**What the task requires**
State the number of lines that include the string "JSON", and write nothing else.

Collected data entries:
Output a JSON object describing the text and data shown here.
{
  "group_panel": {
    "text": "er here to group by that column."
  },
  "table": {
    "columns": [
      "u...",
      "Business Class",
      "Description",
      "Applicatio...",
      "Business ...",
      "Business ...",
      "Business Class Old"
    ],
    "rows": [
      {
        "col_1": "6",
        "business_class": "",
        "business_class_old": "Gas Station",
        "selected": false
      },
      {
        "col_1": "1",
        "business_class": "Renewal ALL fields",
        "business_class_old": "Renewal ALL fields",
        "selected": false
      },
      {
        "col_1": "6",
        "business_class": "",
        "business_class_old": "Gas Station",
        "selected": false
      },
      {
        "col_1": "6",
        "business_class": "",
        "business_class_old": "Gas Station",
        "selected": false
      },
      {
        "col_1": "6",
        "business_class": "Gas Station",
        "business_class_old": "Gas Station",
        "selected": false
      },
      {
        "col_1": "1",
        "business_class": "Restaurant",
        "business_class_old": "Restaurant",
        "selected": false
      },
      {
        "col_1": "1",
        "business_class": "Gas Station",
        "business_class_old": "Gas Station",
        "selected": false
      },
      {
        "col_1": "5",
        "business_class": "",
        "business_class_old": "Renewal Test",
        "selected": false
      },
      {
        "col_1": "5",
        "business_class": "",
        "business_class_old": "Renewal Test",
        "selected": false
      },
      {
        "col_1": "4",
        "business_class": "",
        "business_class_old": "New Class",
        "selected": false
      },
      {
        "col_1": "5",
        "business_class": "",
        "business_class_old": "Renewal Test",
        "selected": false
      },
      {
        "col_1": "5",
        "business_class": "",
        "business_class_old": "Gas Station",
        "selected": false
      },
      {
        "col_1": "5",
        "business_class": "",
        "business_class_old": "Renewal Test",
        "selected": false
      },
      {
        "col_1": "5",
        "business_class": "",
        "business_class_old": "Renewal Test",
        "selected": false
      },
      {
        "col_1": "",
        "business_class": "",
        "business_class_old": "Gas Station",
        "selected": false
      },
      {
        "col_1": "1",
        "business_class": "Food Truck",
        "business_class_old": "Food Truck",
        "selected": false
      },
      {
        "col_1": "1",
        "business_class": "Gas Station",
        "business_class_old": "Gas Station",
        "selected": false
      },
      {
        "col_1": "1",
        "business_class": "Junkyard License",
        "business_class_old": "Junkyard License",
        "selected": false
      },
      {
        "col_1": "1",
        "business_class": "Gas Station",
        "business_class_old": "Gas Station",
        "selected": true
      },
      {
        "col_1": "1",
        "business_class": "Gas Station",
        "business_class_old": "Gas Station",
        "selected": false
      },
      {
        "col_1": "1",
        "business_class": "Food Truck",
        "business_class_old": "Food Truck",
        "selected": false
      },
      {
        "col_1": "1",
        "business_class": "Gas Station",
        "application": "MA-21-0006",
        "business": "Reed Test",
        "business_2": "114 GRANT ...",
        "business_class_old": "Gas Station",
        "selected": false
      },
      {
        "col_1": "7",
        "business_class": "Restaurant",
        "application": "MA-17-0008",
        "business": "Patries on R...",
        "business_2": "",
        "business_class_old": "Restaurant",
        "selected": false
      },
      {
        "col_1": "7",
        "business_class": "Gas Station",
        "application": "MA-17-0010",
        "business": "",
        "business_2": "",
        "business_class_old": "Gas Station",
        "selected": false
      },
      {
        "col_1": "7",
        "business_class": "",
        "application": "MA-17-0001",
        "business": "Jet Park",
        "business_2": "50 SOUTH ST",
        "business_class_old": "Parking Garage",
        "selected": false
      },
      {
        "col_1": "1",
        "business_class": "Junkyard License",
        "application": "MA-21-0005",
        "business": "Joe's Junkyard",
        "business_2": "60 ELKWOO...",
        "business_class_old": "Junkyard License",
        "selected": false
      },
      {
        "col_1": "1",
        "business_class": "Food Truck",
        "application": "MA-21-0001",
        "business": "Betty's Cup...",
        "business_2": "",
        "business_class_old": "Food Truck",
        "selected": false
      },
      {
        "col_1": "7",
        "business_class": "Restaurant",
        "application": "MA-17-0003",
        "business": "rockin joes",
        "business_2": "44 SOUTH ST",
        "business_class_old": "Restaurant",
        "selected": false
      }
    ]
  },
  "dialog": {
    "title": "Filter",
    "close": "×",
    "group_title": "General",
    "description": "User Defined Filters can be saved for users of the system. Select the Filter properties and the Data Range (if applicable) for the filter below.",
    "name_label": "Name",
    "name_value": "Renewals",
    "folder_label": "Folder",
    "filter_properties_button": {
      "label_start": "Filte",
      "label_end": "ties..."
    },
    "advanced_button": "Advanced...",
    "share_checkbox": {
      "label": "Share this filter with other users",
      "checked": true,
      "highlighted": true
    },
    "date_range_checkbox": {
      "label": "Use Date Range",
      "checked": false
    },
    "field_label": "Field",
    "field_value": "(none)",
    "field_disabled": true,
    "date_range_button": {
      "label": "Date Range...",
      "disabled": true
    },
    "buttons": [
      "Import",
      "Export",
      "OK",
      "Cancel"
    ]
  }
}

==

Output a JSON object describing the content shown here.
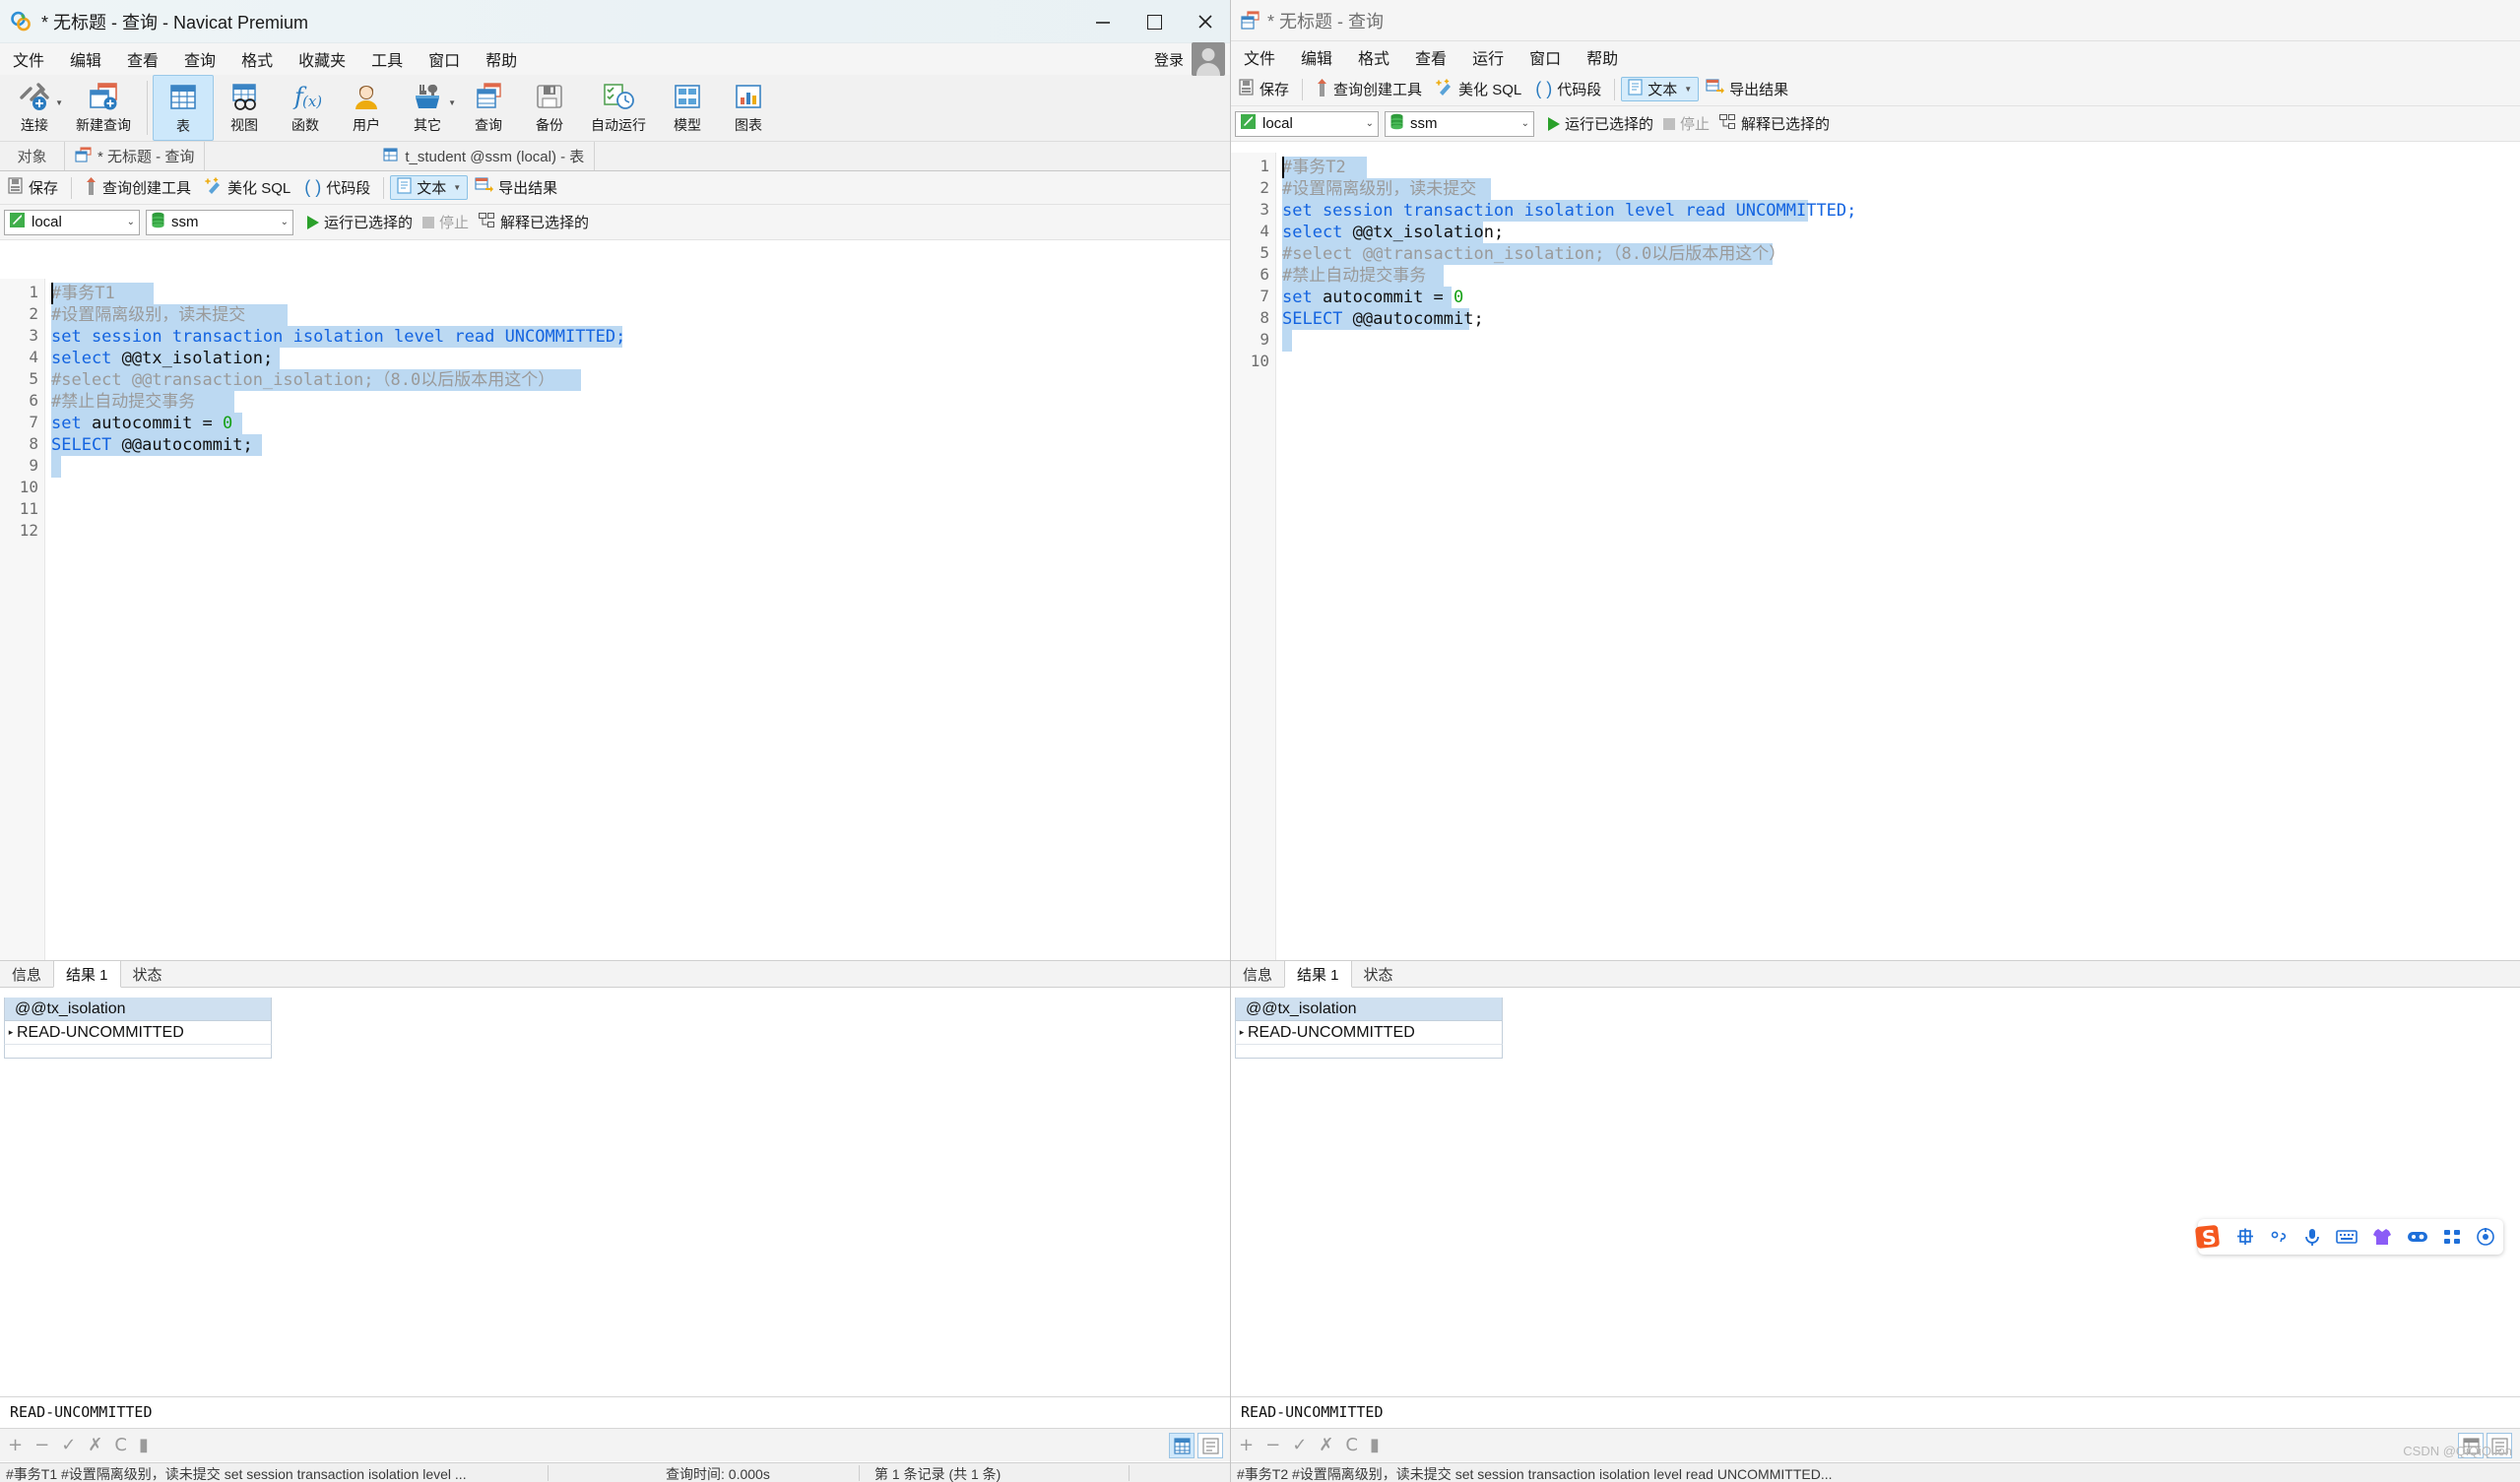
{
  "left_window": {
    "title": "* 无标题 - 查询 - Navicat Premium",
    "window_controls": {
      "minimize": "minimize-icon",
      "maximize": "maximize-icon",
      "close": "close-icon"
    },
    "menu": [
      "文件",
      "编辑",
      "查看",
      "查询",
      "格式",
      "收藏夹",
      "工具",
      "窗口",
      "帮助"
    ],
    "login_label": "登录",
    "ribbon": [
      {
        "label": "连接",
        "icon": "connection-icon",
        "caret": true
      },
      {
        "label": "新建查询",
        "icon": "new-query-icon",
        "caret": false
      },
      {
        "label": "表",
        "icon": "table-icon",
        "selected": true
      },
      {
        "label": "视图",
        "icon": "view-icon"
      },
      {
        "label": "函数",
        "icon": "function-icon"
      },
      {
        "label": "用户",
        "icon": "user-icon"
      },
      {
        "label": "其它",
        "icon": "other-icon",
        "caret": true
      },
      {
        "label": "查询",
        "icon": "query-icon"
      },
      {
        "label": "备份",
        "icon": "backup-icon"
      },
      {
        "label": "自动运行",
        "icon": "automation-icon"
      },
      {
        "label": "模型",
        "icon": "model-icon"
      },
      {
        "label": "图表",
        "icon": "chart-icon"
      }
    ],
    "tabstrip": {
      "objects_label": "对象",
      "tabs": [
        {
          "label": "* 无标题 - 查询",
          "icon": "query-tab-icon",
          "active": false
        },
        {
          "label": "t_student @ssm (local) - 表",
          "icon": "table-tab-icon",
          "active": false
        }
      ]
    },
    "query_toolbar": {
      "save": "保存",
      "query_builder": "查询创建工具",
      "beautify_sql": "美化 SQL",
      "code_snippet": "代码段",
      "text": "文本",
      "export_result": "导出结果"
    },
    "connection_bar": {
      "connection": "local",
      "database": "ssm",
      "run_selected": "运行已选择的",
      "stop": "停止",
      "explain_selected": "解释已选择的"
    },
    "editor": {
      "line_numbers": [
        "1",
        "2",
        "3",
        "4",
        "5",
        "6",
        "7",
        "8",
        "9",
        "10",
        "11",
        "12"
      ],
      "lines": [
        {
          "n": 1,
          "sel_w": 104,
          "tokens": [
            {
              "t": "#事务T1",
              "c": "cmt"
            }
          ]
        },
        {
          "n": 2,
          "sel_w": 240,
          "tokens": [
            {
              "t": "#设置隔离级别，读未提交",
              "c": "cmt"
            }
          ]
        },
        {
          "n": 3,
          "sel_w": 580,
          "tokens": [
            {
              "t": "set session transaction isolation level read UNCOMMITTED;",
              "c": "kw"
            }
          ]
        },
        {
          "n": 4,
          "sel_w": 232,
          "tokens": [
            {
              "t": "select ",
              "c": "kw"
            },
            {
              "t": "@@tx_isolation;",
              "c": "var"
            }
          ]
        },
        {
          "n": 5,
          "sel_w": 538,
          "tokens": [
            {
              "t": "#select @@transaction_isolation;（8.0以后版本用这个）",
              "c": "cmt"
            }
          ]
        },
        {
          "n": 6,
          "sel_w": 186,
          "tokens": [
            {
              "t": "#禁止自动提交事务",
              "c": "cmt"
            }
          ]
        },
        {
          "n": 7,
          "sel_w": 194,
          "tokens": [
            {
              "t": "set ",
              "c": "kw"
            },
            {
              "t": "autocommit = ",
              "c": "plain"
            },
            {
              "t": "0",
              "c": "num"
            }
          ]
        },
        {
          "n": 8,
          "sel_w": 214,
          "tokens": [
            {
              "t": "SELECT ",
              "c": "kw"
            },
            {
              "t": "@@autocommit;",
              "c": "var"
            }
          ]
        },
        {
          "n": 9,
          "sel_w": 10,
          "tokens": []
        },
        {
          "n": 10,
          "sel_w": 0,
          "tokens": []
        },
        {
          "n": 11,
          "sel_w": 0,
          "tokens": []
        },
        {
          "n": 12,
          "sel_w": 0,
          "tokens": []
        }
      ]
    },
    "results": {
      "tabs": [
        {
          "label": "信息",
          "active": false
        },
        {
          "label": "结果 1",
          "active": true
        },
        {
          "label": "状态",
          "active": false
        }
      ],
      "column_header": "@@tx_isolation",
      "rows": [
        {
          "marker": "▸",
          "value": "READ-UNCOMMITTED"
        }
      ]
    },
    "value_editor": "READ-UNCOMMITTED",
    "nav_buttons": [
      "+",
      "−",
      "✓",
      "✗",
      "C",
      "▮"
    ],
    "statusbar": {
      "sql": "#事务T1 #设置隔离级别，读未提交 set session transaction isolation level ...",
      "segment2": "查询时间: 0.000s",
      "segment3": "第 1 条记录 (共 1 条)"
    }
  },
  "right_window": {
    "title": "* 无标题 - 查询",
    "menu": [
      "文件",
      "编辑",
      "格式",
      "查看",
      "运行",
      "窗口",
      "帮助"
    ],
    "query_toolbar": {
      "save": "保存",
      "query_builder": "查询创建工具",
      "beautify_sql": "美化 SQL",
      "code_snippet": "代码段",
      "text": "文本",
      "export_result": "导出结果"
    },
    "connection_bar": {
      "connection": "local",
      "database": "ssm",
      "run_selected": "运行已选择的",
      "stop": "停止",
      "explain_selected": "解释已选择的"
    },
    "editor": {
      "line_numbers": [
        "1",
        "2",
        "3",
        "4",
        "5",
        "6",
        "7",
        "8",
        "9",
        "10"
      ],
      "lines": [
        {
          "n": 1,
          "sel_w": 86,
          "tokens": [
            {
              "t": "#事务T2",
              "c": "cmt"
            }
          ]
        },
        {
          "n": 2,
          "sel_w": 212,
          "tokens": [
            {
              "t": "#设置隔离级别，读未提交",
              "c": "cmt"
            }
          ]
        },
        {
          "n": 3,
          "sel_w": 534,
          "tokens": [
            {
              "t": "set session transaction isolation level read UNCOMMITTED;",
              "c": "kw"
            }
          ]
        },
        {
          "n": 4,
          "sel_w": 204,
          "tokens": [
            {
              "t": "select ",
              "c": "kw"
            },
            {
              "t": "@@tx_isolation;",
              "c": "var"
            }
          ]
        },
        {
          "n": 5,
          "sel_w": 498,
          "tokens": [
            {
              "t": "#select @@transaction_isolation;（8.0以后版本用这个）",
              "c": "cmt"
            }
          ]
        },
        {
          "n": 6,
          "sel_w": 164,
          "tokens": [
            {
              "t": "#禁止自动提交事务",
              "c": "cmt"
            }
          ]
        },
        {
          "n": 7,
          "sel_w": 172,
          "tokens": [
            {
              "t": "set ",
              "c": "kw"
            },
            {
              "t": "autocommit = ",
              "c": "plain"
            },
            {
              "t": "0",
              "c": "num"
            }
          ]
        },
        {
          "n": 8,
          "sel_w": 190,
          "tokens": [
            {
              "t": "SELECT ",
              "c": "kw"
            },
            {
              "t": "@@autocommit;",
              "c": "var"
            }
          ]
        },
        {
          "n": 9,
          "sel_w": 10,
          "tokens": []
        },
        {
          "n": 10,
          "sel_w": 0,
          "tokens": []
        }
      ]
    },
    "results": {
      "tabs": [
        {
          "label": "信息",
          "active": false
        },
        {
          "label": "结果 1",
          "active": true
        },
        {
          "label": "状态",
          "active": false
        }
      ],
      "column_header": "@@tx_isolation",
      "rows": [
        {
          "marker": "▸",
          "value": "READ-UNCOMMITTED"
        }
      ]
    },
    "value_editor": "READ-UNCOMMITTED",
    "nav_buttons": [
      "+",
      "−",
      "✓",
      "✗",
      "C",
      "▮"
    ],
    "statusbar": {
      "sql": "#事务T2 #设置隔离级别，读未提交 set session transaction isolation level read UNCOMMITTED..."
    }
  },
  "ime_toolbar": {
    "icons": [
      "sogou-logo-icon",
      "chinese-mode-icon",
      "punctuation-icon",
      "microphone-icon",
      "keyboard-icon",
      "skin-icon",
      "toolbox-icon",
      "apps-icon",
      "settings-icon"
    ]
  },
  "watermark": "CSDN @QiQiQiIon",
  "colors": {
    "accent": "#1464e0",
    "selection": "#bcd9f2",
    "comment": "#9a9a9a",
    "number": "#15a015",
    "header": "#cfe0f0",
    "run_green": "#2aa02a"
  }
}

* * *

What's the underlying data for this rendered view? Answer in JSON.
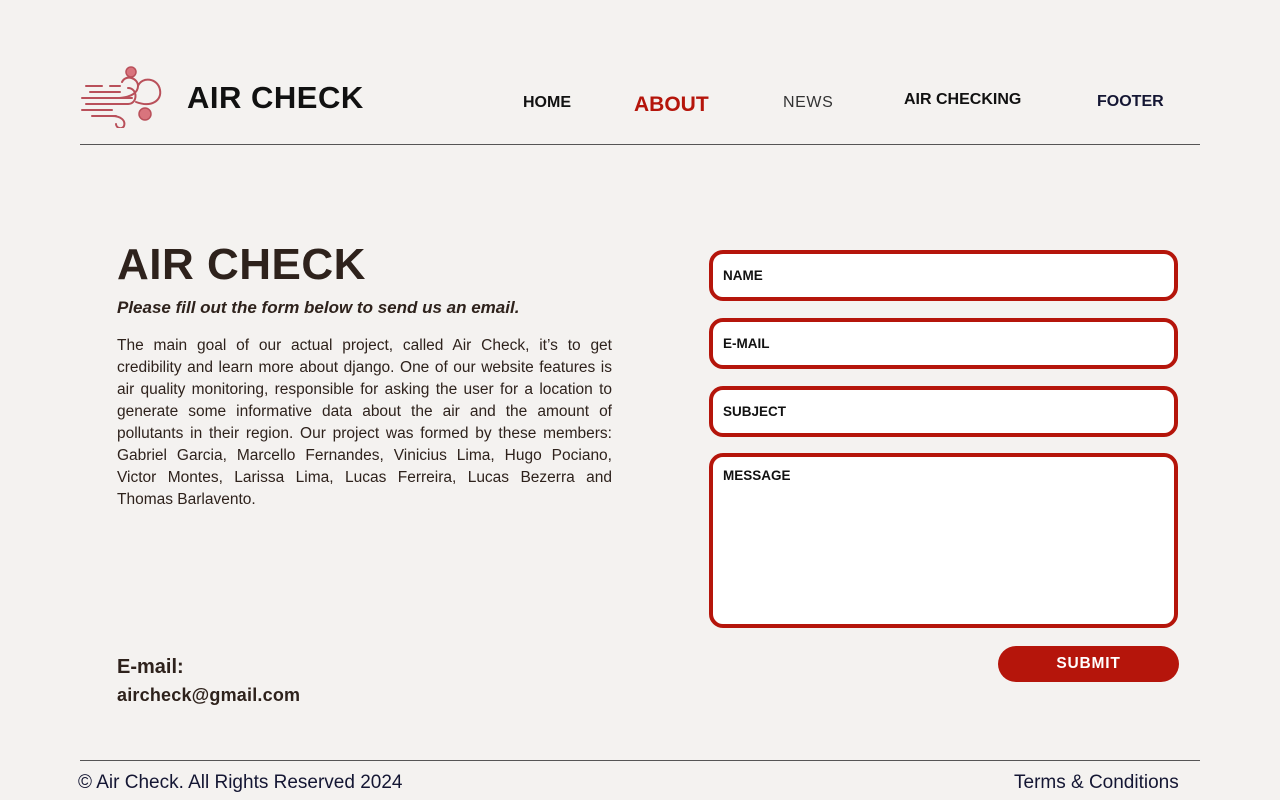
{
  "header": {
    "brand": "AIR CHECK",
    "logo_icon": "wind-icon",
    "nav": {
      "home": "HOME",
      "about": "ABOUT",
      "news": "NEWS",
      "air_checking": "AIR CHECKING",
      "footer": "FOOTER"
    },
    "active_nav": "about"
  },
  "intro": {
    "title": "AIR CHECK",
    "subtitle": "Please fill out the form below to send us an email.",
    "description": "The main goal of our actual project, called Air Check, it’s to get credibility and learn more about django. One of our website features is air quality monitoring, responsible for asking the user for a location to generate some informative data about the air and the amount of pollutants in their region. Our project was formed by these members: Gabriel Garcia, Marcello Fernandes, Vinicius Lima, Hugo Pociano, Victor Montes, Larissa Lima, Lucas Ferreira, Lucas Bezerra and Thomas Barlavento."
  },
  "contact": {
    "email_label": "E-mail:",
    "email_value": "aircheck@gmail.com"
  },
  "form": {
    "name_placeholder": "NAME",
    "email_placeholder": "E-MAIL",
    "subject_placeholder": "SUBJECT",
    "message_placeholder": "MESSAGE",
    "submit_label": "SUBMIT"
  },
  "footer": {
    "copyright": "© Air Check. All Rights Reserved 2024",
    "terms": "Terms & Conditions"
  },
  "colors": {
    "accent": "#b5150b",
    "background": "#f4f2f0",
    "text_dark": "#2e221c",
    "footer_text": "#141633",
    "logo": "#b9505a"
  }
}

**Answer**
3